▸ **THE EXERCISE**: Return the lines below exactly, starting with the line that contains "Give me a plain-text" and stopping after the last line.

▸ **PROVIDED DATA**:
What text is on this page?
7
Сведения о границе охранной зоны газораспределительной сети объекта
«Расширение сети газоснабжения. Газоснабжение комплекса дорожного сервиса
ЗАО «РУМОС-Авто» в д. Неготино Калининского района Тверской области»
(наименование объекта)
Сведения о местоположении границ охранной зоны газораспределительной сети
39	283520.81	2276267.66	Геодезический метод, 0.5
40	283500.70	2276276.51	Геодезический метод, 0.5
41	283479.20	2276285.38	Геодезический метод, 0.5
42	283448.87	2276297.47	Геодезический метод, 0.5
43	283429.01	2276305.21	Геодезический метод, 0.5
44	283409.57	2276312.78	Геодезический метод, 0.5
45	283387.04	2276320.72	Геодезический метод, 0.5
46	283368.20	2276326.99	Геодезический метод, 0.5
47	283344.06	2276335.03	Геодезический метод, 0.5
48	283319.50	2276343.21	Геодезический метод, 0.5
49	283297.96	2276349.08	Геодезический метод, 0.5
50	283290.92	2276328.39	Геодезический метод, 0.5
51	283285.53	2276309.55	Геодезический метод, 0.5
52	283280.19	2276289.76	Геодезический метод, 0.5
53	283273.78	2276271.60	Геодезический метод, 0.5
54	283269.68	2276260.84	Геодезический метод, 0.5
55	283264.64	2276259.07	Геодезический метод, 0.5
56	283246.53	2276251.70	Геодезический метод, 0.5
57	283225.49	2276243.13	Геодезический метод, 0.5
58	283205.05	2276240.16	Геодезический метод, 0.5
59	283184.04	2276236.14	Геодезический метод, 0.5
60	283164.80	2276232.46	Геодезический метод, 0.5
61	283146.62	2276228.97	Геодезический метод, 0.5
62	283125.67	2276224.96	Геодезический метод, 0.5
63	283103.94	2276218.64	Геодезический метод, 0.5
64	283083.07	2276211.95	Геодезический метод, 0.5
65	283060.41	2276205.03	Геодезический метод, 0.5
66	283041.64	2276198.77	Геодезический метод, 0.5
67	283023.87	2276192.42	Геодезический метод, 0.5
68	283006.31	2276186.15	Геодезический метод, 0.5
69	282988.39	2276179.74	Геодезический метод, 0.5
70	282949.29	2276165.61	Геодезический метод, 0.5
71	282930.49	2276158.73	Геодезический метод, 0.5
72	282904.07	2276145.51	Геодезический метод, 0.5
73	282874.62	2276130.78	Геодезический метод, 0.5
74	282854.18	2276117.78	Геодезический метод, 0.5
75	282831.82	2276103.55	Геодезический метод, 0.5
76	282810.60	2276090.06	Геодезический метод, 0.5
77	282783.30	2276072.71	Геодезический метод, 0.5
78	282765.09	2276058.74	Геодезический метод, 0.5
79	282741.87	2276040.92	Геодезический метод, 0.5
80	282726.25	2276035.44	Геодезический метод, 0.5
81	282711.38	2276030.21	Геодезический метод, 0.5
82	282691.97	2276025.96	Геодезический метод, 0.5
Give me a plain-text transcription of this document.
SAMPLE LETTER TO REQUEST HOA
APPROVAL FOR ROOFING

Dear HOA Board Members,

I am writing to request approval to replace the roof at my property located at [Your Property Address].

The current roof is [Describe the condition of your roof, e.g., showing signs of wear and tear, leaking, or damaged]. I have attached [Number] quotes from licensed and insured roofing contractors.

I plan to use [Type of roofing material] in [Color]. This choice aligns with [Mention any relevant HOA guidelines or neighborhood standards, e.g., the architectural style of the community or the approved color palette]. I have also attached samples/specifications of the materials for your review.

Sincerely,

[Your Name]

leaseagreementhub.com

▸ **OUTPUT FOR THIS TASK**:
Give me a plain-text transcription of this document.
SAMPLE LETTER TO REQUEST HOA
APPROVAL FOR ROOFING

Dear HOA Board Members,

I am writing to request approval to replace the roof at my property located at [Your Property Address].

The current roof is [Describe the condition of your roof, e.g., showing signs of wear and tear, leaking, or damaged]. I have attached [Number] quotes from licensed and insured roofing contractors.

I plan to use [Type of roofing material] in [Color]. This choice aligns with [Mention any relevant HOA guidelines or neighborhood standards, e.g., the architectural style of the community or the approved color palette]. I have also attached samples/specifications of the materials for your review.

Sincerely,

[Your Name]

leaseagreementhub.com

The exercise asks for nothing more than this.